» **The request**: From the friendship dialogue below, reproduce word for word the passage between "M: I agree with" and "but itself, however.", inclusive.

M: That makes a great deal of sense to me, but how do you explain the case of the person who is the clingy, possessive, controlling, possessive friend, or a friend who doesn’t really care about anything, or any cause,  except to collect more and more and more friends? The first case seems to contradict your premise that friendship is side by side, or, directed outward and open; the second, that moving towards a common interest greater than the friends themselves is the unifying factor.


CSL:  “…those pathetic people who simply ‘want friends’ can never make any. The very condition of having Friends is that we should want something else beside Friends.  Where the truthful answer to the question Do you see the same truth? would be ‘I see nothing and I don’t care about the truth; I only want a Friend’,  no Friendship can arise – though Affection of course may. There would be nothing for the Friendship to be about; and Friendship must be about something, even if it were an enthusiasm for dominoes or white mice. Those who have nothing can share nothing; those who are going nowhere can have no fellow-travelers.”


M: I agree with your reasoning, although many people today would not. I’m not sure what kind of “Affection” would arise out of a Friendship that isn’t about anything but itself, however.

» **Source data**:
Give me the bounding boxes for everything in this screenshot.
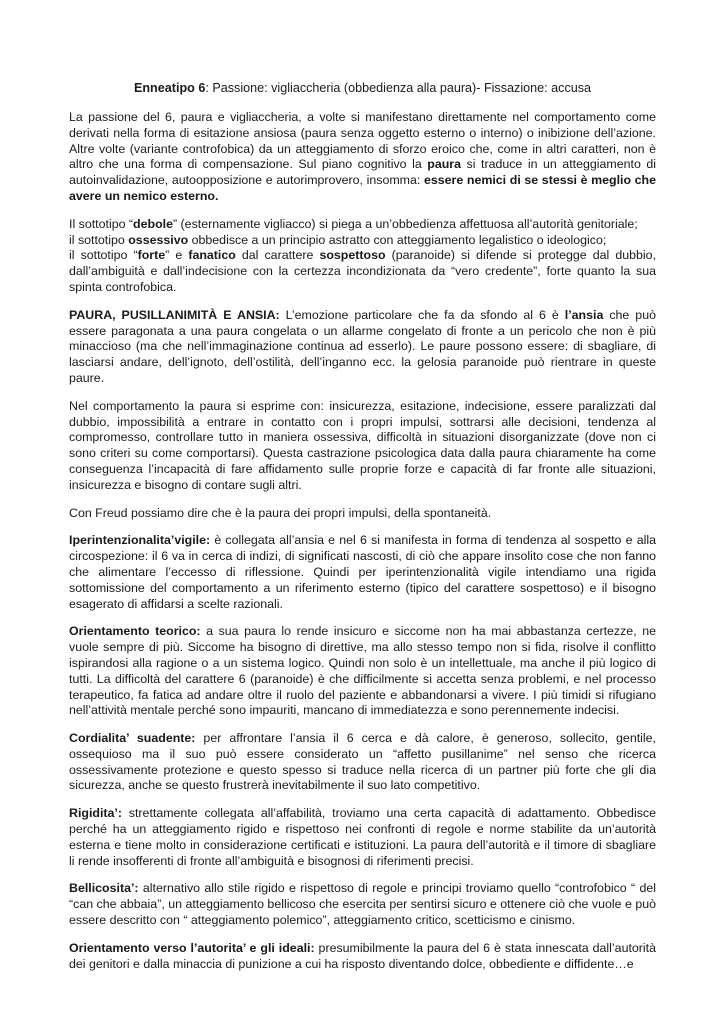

» **Complete answer**:
M: I agree with your reasoning, although many people today would not. I’m not sure what kind of “Affection” would arise out of a Friendship that isn’t about anything but itself, however.